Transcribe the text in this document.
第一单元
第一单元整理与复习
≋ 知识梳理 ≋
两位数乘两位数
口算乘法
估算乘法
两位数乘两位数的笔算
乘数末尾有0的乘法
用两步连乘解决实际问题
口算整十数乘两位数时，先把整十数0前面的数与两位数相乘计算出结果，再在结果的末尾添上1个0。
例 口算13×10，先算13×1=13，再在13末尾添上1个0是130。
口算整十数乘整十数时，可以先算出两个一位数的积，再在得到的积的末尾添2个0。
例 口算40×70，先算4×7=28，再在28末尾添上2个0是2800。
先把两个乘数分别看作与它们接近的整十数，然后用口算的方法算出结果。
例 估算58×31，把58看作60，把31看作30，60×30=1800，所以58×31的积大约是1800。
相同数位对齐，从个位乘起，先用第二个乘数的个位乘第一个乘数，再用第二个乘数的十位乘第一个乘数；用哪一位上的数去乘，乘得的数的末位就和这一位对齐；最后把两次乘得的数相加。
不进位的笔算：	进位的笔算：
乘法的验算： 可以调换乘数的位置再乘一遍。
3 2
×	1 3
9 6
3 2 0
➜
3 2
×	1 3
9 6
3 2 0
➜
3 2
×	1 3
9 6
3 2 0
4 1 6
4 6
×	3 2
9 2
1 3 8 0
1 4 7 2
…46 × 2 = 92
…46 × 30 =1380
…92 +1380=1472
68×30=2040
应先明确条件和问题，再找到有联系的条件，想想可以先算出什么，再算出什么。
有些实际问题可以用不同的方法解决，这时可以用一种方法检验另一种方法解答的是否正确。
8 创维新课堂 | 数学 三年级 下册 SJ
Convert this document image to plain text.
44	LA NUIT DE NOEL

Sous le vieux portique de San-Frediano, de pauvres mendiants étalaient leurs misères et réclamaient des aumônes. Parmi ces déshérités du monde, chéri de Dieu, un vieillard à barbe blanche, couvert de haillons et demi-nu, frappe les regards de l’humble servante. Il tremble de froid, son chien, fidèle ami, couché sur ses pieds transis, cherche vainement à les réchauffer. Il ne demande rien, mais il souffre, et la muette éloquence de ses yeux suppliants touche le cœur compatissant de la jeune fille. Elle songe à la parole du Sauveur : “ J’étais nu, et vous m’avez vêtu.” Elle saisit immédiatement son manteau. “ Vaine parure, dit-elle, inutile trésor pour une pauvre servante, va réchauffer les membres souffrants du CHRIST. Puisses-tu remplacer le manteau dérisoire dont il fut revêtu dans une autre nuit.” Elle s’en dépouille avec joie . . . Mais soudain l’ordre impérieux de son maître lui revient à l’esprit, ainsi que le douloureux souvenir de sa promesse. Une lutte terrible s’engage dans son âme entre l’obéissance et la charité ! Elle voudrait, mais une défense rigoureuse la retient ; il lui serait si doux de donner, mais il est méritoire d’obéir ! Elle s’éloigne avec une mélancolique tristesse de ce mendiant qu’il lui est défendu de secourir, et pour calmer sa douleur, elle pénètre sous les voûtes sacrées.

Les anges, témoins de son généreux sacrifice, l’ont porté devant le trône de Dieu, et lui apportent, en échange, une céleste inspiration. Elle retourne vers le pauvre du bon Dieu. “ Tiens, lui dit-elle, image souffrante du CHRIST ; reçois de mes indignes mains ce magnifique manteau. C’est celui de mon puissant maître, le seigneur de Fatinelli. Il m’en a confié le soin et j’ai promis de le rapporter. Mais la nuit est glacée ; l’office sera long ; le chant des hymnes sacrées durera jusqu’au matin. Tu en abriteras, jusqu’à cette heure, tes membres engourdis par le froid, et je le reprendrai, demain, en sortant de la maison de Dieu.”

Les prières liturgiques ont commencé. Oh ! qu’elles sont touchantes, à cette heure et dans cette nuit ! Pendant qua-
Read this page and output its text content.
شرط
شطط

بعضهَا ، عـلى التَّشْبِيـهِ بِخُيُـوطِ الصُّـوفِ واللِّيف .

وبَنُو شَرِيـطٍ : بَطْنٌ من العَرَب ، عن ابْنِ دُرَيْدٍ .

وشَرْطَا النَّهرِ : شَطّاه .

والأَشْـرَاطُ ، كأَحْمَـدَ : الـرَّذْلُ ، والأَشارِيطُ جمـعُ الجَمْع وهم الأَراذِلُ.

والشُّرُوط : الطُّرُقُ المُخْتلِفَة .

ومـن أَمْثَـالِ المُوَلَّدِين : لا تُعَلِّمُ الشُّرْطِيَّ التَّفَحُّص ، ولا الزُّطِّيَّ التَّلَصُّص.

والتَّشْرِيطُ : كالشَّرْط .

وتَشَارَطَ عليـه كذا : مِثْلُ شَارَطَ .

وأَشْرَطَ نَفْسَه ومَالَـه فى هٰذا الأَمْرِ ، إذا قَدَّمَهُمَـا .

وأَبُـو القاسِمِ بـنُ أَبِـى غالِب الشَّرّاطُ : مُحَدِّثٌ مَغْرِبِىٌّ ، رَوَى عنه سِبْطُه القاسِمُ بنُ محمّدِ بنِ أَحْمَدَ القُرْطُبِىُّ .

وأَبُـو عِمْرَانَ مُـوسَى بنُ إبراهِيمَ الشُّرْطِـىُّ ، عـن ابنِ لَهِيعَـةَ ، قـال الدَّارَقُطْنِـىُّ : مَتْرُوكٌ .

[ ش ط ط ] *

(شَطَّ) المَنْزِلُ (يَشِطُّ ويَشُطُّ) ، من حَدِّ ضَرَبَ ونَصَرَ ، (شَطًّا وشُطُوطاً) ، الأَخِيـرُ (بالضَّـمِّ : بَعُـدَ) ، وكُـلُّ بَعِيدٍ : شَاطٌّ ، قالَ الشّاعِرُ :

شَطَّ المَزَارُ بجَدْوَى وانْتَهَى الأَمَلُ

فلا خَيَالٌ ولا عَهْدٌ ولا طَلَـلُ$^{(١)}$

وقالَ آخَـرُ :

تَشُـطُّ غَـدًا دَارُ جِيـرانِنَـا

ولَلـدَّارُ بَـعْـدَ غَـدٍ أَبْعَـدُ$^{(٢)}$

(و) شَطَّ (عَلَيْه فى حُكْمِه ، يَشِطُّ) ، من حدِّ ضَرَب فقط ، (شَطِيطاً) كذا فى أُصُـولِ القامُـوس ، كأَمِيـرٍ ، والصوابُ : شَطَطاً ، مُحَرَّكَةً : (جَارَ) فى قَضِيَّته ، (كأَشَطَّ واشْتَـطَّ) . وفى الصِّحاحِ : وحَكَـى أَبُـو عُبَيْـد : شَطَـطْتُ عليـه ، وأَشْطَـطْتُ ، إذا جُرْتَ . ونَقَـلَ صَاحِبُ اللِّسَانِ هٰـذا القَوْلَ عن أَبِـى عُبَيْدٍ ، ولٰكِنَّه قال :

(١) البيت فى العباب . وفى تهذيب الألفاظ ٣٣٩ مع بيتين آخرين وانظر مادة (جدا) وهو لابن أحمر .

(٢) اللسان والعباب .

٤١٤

━━━━━━━━━━━━━━━━━━━━

What needs to be done => Write out the full set of records exactly as given.

Task solution =>
Transcribe the text in this document.
第一单元
第一单元整理与复习
≋ 知识梳理 ≋
两位数乘两位数
口算乘法
估算乘法
两位数乘两位数的笔算
乘数末尾有0的乘法
用两步连乘解决实际问题
口算整十数乘两位数时，先把整十数0前面的数与两位数相乘计算出结果，再在结果的末尾添上1个0。
例 口算13×10，先算13×1=13，再在13末尾添上1个0是130。
口算整十数乘整十数时，可以先算出两个一位数的积，再在得到的积的末尾添2个0。
例 口算40×70，先算4×7=28，再在28末尾添上2个0是2800。
先把两个乘数分别看作与它们接近的整十数，然后用口算的方法算出结果。
例 估算58×31，把58看作60，把31看作30，60×30=1800，所以58×31的积大约是1800。
相同数位对齐，从个位乘起，先用第二个乘数的个位乘第一个乘数，再用第二个乘数的十位乘第一个乘数；用哪一位上的数去乘，乘得的数的末位就和这一位对齐；最后把两次乘得的数相加。
不进位的笔算：	进位的笔算：
乘法的验算： 可以调换乘数的位置再乘一遍。
3 2
×	1 3
9 6
3 2 0
➜
3 2
×	1 3
9 6
3 2 0
➜
3 2
×	1 3
9 6
3 2 0
4 1 6
4 6
×	3 2
9 2
1 3 8 0
1 4 7 2
…46 × 2 = 92
…46 × 30 =1380
…92 +1380=1472
68×30=2040
应先明确条件和问题，再找到有联系的条件，想想可以先算出什么，再算出什么。
有些实际问题可以用不同的方法解决，这时可以用一种方法检验另一种方法解答的是否正确。
8 创维新课堂 | 数学 三年级 下册 SJ
Convert this document image to plain text.
44	LA NUIT DE NOEL

Sous le vieux portique de San-Frediano, de pauvres mendiants étalaient leurs misères et réclamaient des aumônes. Parmi ces déshérités du monde, chéri de Dieu, un vieillard à barbe blanche, couvert de haillons et demi-nu, frappe les regards de l’humble servante. Il tremble de froid, son chien, fidèle ami, couché sur ses pieds transis, cherche vainement à les réchauffer. Il ne demande rien, mais il souffre, et la muette éloquence de ses yeux suppliants touche le cœur compatissant de la jeune fille. Elle songe à la parole du Sauveur : “ J’étais nu, et vous m’avez vêtu.” Elle saisit immédiatement son manteau. “ Vaine parure, dit-elle, inutile trésor pour une pauvre servante, va réchauffer les membres souffrants du CHRIST. Puisses-tu remplacer le manteau dérisoire dont il fut revêtu dans une autre nuit.” Elle s’en dépouille avec joie . . . Mais soudain l’ordre impérieux de son maître lui revient à l’esprit, ainsi que le douloureux souvenir de sa promesse. Une lutte terrible s’engage dans son âme entre l’obéissance et la charité ! Elle voudrait, mais une défense rigoureuse la retient ; il lui serait si doux de donner, mais il est méritoire d’obéir ! Elle s’éloigne avec une mélancolique tristesse de ce mendiant qu’il lui est défendu de secourir, et pour calmer sa douleur, elle pénètre sous les voûtes sacrées.

Les anges, témoins de son généreux sacrifice, l’ont porté devant le trône de Dieu, et lui apportent, en échange, une céleste inspiration. Elle retourne vers le pauvre du bon Dieu. “ Tiens, lui dit-elle, image souffrante du CHRIST ; reçois de mes indignes mains ce magnifique manteau. C’est celui de mon puissant maître, le seigneur de Fatinelli. Il m’en a confié le soin et j’ai promis de le rapporter. Mais la nuit est glacée ; l’office sera long ; le chant des hymnes sacrées durera jusqu’au matin. Tu en abriteras, jusqu’à cette heure, tes membres engourdis par le froid, et je le reprendrai, demain, en sortant de la maison de Dieu.”

Les prières liturgiques ont commencé. Oh ! qu’elles sont touchantes, à cette heure et dans cette nuit ! Pendant qua-
Read this page and output its text content.
شرط
شطط

بعضهَا ، عـلى التَّشْبِيـهِ بِخُيُـوطِ الصُّـوفِ واللِّيف .

وبَنُو شَرِيـطٍ : بَطْنٌ من العَرَب ، عن ابْنِ دُرَيْدٍ .

وشَرْطَا النَّهرِ : شَطّاه .

والأَشْـرَاطُ ، كأَحْمَـدَ : الـرَّذْلُ ، والأَشارِيطُ جمـعُ الجَمْع وهم الأَراذِلُ.

والشُّرُوط : الطُّرُقُ المُخْتلِفَة .

ومـن أَمْثَـالِ المُوَلَّدِين : لا تُعَلِّمُ الشُّرْطِيَّ التَّفَحُّص ، ولا الزُّطِّيَّ التَّلَصُّص.

والتَّشْرِيطُ : كالشَّرْط .

وتَشَارَطَ عليـه كذا : مِثْلُ شَارَطَ .

وأَشْرَطَ نَفْسَه ومَالَـه فى هٰذا الأَمْرِ ، إذا قَدَّمَهُمَـا .

وأَبُـو القاسِمِ بـنُ أَبِـى غالِب الشَّرّاطُ : مُحَدِّثٌ مَغْرِبِىٌّ ، رَوَى عنه سِبْطُه القاسِمُ بنُ محمّدِ بنِ أَحْمَدَ القُرْطُبِىُّ .

وأَبُـو عِمْرَانَ مُـوسَى بنُ إبراهِيمَ الشُّرْطِـىُّ ، عـن ابنِ لَهِيعَـةَ ، قـال الدَّارَقُطْنِـىُّ : مَتْرُوكٌ .

[ ش ط ط ] *

(شَطَّ) المَنْزِلُ (يَشِطُّ ويَشُطُّ) ، من حَدِّ ضَرَبَ ونَصَرَ ، (شَطًّا وشُطُوطاً) ، الأَخِيـرُ (بالضَّـمِّ : بَعُـدَ) ، وكُـلُّ بَعِيدٍ : شَاطٌّ ، قالَ الشّاعِرُ :

شَطَّ المَزَارُ بجَدْوَى وانْتَهَى الأَمَلُ

فلا خَيَالٌ ولا عَهْدٌ ولا طَلَـلُ$^{(١)}$

وقالَ آخَـرُ :

تَشُـطُّ غَـدًا دَارُ جِيـرانِنَـا

ولَلـدَّارُ بَـعْـدَ غَـدٍ أَبْعَـدُ$^{(٢)}$

(و) شَطَّ (عَلَيْه فى حُكْمِه ، يَشِطُّ) ، من حدِّ ضَرَب فقط ، (شَطِيطاً) كذا فى أُصُـولِ القامُـوس ، كأَمِيـرٍ ، والصوابُ : شَطَطاً ، مُحَرَّكَةً : (جَارَ) فى قَضِيَّته ، (كأَشَطَّ واشْتَـطَّ) . وفى الصِّحاحِ : وحَكَـى أَبُـو عُبَيْـد : شَطَـطْتُ عليـه ، وأَشْطَـطْتُ ، إذا جُرْتَ . ونَقَـلَ صَاحِبُ اللِّسَانِ هٰـذا القَوْلَ عن أَبِـى عُبَيْدٍ ، ولٰكِنَّه قال :

(١) البيت فى العباب . وفى تهذيب الألفاظ ٣٣٩ مع بيتين آخرين وانظر مادة (جدا) وهو لابن أحمر .

(٢) اللسان والعباب .

٤١٤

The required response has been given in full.